## Required work
What is the number of lines in the entries below that include the word "subtitle"? Provide the number only.

## Dataset excerpts
○ ○ ○ ○

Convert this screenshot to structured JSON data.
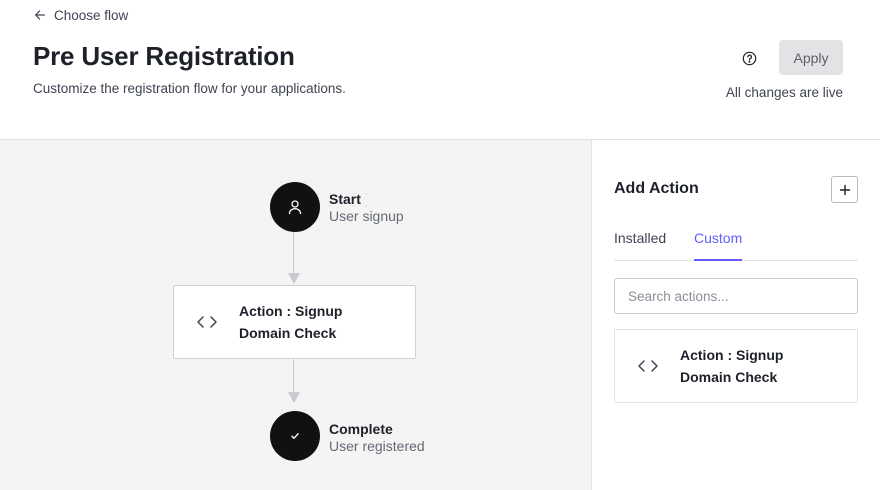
{
  "header": {
    "back_label": "Choose flow",
    "title": "Pre User Registration",
    "subtitle": "Customize the registration flow for your applications.",
    "apply_label": "Apply",
    "status": "All changes are live"
  },
  "flow": {
    "start": {
      "title": "Start",
      "subtitle": "User signup",
      "icon": "user-icon"
    },
    "action": {
      "line1": "Action : Signup",
      "line2": "Domain Check",
      "icon": "code-icon"
    },
    "complete": {
      "title": "Complete",
      "subtitle": "User registered",
      "icon": "check-icon"
    }
  },
  "panel": {
    "title": "Add Action",
    "add_icon": "plus-icon",
    "tabs": [
      {
        "label": "Installed",
        "active": false
      },
      {
        "label": "Custom",
        "active": true
      }
    ],
    "search_placeholder": "Search actions...",
    "items": [
      {
        "line1": "Action : Signup",
        "line2": "Domain Check",
        "icon": "code-icon"
      }
    ]
  },
  "colors": {
    "accent": "#635dff",
    "node": "#111111",
    "canvas": "#f4f4f5",
    "apply_bg": "#e3e3e6"
  }
}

○ ○ ○ ○

## Expected answer
3